* **Task to complete**
Collect the lines of the entries where "activity" shows up.

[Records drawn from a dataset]
:::
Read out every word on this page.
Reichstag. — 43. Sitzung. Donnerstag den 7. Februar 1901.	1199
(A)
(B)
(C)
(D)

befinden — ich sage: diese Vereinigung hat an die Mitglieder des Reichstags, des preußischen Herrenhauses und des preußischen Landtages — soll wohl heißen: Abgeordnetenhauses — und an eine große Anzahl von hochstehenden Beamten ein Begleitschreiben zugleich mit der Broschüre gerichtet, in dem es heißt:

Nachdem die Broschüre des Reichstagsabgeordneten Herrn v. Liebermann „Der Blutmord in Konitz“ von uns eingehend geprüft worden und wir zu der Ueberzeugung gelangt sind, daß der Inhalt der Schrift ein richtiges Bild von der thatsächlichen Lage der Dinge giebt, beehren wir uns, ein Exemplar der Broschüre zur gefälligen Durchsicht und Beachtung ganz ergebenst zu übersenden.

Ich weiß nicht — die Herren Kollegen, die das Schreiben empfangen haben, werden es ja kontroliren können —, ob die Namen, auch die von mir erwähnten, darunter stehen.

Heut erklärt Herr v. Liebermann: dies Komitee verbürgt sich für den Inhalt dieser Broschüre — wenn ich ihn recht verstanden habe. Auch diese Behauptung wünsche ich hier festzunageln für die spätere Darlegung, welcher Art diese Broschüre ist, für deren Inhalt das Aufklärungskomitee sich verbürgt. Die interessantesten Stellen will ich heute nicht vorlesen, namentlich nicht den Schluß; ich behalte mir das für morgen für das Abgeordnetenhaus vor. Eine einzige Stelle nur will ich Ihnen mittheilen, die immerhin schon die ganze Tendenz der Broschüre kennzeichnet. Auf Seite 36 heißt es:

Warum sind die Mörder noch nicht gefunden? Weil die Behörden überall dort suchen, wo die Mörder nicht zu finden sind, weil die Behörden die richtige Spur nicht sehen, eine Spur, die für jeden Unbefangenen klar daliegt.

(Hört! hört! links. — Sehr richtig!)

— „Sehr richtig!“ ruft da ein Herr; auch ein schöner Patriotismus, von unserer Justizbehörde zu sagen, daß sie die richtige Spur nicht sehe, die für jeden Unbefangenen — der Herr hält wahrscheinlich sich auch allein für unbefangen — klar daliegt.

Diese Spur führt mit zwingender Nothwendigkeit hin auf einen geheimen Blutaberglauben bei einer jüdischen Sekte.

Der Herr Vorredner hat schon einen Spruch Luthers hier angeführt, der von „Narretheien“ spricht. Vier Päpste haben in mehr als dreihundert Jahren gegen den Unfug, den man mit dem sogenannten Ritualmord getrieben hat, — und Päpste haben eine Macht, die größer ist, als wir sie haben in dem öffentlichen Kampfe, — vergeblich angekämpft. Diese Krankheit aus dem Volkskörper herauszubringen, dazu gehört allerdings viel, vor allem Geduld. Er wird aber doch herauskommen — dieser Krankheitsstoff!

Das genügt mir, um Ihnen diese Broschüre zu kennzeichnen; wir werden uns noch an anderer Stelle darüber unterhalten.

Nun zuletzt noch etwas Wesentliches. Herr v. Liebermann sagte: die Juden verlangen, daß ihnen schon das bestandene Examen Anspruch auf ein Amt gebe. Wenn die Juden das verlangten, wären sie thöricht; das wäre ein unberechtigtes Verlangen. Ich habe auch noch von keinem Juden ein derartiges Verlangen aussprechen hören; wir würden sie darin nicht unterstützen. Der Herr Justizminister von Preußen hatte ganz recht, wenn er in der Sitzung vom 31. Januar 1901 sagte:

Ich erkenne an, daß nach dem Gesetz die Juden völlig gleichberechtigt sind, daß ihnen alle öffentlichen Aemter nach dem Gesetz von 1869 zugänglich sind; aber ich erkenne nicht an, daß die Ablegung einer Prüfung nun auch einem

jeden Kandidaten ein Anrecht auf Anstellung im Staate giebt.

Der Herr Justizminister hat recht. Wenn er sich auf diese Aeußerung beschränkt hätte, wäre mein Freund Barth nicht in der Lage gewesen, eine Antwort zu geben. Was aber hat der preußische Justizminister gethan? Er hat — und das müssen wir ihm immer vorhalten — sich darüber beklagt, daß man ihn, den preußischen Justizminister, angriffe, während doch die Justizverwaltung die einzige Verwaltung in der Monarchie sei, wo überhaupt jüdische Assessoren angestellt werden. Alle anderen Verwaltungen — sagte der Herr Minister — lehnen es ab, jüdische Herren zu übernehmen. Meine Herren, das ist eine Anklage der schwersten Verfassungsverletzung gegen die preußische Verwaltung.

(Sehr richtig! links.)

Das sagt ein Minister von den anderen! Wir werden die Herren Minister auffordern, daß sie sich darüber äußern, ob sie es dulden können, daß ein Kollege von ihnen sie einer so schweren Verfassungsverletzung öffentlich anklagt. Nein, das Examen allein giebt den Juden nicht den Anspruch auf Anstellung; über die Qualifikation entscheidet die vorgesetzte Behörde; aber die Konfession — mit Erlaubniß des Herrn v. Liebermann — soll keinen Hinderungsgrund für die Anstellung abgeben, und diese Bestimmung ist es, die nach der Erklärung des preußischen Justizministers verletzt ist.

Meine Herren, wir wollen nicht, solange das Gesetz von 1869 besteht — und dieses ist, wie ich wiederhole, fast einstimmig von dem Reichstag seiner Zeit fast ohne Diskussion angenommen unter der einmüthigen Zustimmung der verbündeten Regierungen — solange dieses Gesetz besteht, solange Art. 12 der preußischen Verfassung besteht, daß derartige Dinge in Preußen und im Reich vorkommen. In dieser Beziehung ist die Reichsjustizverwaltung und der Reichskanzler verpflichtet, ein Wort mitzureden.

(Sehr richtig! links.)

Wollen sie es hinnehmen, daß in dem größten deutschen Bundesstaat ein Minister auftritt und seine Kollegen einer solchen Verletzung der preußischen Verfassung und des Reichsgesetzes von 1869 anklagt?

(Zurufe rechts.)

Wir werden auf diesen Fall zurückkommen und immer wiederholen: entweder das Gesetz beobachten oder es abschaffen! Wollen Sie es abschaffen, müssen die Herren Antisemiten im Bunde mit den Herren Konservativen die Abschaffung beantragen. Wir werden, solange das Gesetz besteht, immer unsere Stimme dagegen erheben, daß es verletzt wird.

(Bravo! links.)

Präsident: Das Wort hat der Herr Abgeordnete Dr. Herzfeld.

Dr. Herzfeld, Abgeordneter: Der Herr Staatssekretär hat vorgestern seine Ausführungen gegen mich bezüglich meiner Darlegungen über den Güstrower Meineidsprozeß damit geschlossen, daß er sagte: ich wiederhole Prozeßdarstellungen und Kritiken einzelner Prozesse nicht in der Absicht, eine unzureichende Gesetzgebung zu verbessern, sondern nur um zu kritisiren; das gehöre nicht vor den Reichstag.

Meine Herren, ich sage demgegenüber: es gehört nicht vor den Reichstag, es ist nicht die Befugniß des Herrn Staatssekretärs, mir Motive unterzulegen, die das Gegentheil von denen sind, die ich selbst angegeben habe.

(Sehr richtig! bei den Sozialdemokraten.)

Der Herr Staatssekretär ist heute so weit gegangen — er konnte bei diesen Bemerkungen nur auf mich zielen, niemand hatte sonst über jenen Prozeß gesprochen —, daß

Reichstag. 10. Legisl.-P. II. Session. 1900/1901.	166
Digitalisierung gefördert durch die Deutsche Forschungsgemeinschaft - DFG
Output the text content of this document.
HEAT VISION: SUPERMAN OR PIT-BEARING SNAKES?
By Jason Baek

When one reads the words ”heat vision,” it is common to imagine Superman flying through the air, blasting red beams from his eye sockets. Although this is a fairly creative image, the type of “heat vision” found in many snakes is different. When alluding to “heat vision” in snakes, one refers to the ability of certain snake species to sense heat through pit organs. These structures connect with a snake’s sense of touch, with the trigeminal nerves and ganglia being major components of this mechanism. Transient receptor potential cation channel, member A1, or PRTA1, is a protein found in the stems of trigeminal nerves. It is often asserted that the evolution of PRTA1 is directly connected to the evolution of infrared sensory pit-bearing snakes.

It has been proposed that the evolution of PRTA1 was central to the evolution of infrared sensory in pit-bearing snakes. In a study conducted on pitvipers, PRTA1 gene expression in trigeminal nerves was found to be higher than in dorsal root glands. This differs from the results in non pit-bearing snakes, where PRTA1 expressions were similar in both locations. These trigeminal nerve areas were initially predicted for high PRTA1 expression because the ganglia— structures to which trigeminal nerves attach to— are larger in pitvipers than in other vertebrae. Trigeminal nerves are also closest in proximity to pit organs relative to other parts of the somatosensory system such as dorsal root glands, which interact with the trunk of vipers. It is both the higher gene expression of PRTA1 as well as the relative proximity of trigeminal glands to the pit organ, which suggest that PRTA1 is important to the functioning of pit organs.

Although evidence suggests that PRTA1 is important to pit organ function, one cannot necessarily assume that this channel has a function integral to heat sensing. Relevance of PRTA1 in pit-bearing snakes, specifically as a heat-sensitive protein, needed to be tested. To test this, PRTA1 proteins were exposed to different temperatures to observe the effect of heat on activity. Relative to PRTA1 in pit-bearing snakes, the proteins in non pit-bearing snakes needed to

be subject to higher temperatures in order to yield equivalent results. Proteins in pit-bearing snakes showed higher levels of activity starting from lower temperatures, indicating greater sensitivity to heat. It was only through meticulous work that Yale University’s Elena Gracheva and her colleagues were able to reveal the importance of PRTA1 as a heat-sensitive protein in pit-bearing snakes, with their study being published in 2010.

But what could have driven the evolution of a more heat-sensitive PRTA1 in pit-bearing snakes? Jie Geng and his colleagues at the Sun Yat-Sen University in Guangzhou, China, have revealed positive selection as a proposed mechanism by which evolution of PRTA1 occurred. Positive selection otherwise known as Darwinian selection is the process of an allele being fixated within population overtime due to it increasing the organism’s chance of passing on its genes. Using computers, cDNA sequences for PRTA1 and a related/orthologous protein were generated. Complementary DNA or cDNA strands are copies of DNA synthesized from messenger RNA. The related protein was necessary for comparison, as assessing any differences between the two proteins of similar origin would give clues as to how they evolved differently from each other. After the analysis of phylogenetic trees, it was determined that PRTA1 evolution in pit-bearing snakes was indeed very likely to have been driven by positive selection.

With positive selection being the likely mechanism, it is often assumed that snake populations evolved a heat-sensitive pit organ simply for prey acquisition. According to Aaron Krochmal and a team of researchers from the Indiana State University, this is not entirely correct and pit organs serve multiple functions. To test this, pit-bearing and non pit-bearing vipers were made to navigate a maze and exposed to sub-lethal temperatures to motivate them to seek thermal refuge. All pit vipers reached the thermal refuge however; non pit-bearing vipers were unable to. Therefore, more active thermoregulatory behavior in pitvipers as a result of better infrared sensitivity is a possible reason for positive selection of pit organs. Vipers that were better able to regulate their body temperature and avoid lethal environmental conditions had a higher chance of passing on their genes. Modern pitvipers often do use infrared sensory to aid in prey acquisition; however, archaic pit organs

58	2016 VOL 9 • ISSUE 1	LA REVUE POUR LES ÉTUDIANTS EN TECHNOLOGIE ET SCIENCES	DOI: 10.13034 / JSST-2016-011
:::
* **Solution to this problem**
Although evidence suggests that PRTA1 is important to pit organ function, one cannot necessarily assume that this channel has a function integral to heat sensing. Relevance of PRTA1 in pit-bearing snakes, specifically as a heat-sensitive protein, needed to be tested. To test this, PRTA1 proteins were exposed to different temperatures to observe the effect of heat on activity. Relative to PRTA1 in pit-bearing snakes, the proteins in non pit-bearing snakes needed to
be subject to higher temperatures in order to yield equivalent results. Proteins in pit-bearing snakes showed higher levels of activity starting from lower temperatures, indicating greater sensitivity to heat. It was only through meticulous work that Yale University’s Elena Gracheva and her colleagues were able to reveal the importance of PRTA1 as a heat-sensitive protein in pit-bearing snakes, with their study being published in 2010.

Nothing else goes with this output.